>> Start
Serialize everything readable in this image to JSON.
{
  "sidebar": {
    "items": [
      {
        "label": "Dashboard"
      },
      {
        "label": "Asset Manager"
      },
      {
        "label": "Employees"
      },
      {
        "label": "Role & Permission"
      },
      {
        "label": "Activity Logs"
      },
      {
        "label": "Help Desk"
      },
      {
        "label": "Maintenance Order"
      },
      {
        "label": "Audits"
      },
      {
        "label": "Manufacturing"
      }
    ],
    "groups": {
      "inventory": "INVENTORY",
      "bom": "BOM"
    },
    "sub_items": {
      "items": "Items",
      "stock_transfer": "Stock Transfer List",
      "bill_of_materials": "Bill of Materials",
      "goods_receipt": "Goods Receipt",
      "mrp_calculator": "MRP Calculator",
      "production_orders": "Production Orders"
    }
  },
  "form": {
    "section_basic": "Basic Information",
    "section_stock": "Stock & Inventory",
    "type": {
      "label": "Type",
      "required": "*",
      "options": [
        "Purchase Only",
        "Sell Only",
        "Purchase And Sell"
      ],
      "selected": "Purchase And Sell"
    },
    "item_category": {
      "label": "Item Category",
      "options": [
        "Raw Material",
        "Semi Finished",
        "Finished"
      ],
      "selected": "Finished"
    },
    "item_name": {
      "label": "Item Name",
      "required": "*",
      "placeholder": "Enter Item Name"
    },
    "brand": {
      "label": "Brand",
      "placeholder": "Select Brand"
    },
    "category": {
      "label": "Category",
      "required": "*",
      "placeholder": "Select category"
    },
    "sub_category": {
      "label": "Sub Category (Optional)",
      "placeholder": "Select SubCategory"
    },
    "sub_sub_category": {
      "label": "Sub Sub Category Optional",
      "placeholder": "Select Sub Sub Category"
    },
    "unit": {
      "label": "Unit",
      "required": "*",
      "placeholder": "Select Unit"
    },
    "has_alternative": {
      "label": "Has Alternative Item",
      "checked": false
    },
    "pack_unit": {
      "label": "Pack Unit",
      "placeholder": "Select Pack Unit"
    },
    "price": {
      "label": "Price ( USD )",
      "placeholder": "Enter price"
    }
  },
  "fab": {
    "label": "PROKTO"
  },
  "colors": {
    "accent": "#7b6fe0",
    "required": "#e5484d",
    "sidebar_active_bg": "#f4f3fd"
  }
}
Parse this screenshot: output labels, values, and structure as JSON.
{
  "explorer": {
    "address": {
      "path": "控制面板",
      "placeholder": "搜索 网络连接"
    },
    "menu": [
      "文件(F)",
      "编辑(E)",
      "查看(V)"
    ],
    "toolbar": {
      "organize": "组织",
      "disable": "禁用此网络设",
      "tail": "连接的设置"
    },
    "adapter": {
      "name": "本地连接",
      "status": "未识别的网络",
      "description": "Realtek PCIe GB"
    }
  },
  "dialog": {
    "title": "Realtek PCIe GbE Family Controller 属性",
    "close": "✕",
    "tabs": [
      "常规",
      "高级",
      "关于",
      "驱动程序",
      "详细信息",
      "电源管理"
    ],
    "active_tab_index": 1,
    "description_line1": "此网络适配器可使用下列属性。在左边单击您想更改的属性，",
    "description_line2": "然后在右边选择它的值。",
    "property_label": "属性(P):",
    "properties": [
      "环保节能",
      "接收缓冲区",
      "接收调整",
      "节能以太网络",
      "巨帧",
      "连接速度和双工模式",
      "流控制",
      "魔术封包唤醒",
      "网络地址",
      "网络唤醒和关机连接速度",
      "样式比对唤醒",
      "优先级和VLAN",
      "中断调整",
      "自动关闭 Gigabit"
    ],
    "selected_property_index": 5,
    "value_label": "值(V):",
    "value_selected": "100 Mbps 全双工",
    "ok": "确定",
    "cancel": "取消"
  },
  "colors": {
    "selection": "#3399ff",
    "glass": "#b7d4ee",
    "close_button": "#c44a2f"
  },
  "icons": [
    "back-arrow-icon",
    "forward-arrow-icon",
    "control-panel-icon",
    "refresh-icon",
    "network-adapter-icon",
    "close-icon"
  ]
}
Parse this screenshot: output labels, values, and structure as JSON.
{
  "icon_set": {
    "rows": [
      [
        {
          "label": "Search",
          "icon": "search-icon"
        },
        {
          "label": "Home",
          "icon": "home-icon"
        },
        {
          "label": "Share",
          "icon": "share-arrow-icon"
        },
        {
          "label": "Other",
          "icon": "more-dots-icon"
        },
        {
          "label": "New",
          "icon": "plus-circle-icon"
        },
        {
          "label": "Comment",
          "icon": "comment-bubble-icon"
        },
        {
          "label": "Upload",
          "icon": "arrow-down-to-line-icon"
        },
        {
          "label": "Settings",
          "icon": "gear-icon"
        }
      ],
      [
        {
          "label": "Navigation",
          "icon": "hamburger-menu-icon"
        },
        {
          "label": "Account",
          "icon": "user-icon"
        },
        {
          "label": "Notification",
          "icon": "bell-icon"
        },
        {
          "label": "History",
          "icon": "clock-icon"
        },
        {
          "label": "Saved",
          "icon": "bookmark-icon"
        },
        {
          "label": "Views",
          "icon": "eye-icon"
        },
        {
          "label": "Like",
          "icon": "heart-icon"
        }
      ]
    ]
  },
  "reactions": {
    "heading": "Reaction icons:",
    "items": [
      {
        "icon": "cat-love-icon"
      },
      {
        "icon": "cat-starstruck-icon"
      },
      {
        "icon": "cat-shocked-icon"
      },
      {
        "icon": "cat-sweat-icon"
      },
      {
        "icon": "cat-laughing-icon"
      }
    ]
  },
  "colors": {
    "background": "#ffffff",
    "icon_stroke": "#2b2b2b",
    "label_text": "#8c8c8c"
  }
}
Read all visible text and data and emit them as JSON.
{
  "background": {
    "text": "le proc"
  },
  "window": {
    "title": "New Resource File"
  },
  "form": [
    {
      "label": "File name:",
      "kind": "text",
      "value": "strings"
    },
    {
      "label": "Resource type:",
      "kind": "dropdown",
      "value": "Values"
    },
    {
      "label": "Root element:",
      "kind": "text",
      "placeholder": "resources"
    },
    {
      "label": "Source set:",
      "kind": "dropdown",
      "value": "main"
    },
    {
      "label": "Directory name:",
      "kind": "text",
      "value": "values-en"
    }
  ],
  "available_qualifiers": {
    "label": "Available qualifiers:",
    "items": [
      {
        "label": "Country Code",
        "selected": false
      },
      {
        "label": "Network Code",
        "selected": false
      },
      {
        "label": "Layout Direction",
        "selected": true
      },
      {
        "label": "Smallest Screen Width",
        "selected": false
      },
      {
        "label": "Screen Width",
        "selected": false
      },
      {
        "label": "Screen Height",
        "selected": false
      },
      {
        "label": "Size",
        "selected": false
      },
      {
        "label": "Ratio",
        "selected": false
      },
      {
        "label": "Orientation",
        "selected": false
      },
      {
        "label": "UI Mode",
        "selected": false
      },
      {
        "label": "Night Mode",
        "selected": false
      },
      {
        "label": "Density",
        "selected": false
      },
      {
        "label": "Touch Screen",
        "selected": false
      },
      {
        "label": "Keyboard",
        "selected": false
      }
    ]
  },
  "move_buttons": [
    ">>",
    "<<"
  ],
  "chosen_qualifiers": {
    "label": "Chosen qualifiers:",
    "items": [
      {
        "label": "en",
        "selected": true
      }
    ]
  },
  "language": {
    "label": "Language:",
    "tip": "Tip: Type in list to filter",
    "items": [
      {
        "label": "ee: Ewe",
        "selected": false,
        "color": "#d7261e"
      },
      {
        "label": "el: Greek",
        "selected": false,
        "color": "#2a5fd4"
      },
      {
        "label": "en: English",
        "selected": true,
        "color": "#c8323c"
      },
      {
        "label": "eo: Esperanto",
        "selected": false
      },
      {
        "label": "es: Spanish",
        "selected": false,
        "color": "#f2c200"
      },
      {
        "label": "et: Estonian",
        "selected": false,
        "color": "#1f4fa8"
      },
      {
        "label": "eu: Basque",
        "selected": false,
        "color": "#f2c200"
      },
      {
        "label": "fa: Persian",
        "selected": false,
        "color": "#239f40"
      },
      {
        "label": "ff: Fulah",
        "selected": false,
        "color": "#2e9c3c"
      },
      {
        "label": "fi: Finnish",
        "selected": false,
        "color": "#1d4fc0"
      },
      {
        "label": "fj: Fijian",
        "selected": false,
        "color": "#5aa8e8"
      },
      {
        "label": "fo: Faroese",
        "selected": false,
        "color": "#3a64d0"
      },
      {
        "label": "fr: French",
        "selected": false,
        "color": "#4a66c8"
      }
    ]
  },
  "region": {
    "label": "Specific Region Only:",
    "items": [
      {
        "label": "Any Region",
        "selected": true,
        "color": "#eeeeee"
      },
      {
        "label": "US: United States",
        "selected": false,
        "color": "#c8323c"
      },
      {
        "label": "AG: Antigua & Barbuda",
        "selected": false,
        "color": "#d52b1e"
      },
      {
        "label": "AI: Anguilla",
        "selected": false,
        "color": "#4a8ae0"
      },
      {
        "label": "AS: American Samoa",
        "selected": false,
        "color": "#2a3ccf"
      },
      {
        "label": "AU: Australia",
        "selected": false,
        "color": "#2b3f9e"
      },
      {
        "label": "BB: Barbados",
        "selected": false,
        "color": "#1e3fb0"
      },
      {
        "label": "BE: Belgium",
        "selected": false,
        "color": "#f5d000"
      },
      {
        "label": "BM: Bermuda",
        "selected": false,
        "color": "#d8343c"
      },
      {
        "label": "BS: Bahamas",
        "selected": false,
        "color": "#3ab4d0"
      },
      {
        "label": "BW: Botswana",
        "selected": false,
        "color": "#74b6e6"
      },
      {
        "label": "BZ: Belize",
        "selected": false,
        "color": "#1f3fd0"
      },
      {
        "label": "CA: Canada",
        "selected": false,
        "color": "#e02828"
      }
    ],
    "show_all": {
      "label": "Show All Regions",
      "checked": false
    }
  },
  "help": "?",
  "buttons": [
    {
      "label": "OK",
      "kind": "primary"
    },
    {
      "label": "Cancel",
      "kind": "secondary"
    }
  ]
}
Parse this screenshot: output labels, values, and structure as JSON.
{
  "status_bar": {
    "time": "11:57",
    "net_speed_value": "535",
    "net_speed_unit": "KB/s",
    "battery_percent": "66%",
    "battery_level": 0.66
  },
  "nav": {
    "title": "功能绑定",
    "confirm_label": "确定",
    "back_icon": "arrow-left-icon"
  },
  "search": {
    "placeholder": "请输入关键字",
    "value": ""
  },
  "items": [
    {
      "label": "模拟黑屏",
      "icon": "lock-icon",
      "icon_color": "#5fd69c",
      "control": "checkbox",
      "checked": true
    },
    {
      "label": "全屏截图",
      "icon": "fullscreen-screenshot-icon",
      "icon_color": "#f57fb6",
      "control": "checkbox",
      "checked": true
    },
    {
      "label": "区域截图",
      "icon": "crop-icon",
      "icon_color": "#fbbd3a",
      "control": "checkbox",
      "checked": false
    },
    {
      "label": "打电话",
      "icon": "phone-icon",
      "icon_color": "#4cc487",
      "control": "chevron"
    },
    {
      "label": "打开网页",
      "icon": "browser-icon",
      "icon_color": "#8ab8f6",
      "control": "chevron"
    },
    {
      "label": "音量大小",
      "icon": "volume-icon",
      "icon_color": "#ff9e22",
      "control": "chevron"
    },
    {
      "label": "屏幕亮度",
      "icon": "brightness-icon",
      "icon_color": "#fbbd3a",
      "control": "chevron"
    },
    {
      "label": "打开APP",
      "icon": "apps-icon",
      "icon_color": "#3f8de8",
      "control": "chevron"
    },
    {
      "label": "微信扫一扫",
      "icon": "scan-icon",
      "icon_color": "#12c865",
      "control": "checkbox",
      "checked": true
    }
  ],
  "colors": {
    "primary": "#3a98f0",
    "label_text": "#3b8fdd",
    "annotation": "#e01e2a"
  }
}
>> End
- Required task: Return each line of the listing that holds the string "Finished".

- Written response:
        "Semi Finished",
        "Finished"
      "selected": "Finished"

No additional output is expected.